Exactly and only the lines from the one containing "Serialize everything readable" through the close of the entries below are to be set down.

━━━━

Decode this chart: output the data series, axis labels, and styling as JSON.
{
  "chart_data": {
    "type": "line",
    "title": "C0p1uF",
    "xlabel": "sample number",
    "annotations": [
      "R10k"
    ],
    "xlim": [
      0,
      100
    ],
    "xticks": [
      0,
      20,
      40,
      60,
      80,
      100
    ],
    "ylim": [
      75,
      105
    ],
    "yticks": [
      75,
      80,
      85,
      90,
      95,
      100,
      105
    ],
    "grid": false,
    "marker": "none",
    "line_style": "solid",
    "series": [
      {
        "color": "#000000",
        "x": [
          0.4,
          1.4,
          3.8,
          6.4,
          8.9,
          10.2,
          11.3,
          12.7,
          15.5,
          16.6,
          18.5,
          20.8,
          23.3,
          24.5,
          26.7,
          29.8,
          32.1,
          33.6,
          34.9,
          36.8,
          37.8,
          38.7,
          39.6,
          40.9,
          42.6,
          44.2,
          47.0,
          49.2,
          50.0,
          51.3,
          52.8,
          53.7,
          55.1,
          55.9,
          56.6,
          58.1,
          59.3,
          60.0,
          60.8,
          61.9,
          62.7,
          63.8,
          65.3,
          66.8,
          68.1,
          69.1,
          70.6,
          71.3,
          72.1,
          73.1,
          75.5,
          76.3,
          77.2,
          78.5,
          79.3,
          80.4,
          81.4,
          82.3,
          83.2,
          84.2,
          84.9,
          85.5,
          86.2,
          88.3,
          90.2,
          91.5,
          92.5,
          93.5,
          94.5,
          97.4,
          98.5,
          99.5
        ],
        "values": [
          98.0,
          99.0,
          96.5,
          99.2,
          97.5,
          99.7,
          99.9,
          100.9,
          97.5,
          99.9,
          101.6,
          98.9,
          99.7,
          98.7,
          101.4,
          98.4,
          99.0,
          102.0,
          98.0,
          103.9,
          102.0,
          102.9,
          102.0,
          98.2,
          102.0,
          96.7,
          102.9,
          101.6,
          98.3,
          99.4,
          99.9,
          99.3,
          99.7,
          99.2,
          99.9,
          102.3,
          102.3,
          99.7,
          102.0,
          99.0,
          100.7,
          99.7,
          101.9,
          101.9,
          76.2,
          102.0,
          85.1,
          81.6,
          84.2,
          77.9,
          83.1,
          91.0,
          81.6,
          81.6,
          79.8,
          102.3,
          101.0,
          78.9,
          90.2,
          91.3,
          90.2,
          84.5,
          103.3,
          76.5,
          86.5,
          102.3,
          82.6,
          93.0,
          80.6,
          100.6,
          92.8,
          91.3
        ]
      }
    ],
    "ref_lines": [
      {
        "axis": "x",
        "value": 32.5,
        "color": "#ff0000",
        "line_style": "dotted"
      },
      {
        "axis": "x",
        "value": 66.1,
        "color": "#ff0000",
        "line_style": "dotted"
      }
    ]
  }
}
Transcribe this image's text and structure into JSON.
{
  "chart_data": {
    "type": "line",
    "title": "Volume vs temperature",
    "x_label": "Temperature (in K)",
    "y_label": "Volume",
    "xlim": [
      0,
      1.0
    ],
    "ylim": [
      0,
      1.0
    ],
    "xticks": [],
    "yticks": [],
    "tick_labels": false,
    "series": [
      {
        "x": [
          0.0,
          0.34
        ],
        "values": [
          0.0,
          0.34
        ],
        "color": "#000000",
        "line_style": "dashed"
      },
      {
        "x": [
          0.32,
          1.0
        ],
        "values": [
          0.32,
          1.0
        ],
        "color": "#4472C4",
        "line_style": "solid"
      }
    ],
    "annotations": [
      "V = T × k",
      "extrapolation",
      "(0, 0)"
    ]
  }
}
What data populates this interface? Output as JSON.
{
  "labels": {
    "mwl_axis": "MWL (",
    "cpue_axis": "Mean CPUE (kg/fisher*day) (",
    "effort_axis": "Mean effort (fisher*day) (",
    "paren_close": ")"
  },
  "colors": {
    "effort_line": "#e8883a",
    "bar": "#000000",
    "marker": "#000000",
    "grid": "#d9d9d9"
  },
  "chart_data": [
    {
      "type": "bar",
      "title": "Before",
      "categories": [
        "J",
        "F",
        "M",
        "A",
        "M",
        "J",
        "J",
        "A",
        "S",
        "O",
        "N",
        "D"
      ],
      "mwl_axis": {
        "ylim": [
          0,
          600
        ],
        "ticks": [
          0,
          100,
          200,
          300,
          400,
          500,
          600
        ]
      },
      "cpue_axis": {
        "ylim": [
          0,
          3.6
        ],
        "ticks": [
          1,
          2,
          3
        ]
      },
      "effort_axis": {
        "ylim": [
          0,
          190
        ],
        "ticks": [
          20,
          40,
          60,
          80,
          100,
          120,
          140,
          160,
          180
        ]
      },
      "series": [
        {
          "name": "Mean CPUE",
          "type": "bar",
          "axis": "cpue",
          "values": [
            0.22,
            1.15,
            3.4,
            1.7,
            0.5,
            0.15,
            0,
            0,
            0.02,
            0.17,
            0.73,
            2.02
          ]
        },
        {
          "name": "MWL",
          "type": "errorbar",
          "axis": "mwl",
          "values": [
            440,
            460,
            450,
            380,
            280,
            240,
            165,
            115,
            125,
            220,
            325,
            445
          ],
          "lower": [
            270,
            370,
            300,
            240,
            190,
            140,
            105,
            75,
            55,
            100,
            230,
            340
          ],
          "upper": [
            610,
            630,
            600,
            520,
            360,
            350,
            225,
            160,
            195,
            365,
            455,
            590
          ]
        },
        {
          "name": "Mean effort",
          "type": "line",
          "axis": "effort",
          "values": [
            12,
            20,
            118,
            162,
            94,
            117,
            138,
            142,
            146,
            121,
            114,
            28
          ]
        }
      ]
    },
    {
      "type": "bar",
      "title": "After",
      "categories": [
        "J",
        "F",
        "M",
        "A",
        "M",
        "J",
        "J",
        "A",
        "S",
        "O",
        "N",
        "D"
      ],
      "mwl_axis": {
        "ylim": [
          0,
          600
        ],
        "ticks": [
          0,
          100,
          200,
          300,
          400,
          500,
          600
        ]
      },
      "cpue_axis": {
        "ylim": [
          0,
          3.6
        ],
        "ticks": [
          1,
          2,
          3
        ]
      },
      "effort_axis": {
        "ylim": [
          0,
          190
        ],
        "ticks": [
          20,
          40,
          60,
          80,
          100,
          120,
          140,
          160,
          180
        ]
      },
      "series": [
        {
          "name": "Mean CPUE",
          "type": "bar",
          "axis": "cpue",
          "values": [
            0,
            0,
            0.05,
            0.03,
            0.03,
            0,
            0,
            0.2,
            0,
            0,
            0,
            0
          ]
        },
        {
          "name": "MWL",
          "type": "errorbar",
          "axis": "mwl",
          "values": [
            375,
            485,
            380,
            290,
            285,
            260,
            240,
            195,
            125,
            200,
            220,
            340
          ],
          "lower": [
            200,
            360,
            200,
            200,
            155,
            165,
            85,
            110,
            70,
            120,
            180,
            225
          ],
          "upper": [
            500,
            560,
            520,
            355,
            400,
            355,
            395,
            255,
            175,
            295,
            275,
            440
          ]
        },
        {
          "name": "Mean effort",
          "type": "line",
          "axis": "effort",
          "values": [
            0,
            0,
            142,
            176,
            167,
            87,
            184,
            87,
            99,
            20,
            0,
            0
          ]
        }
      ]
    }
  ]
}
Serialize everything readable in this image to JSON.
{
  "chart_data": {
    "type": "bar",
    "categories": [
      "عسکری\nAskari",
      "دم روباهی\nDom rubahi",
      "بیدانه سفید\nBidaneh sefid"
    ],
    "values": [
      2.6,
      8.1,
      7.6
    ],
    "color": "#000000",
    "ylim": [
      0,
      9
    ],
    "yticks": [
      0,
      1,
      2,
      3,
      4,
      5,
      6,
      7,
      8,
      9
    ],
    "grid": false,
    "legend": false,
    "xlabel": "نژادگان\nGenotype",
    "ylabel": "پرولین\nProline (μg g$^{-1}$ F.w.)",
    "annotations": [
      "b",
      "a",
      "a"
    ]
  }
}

━━━━

§ FINISHED EXERCISE
Serialize everything readable in this image to JSON.
{
  "chart_data": {
    "type": "bar",
    "categories": [
      "عسکری\nAskari",
      "دم روباهی\nDom rubahi",
      "بیدانه سفید\nBidaneh sefid"
    ],
    "values": [
      2.6,
      8.1,
      7.6
    ],
    "color": "#000000",
    "ylim": [
      0,
      9
    ],
    "yticks": [
      0,
      1,
      2,
      3,
      4,
      5,
      6,
      7,
      8,
      9
    ],
    "grid": false,
    "legend": false,
    "xlabel": "نژادگان\nGenotype",
    "ylabel": "پرولین\nProline (μg g$^{-1}$ F.w.)",
    "annotations": [
      "b",
      "a",
      "a"
    ]
  }
}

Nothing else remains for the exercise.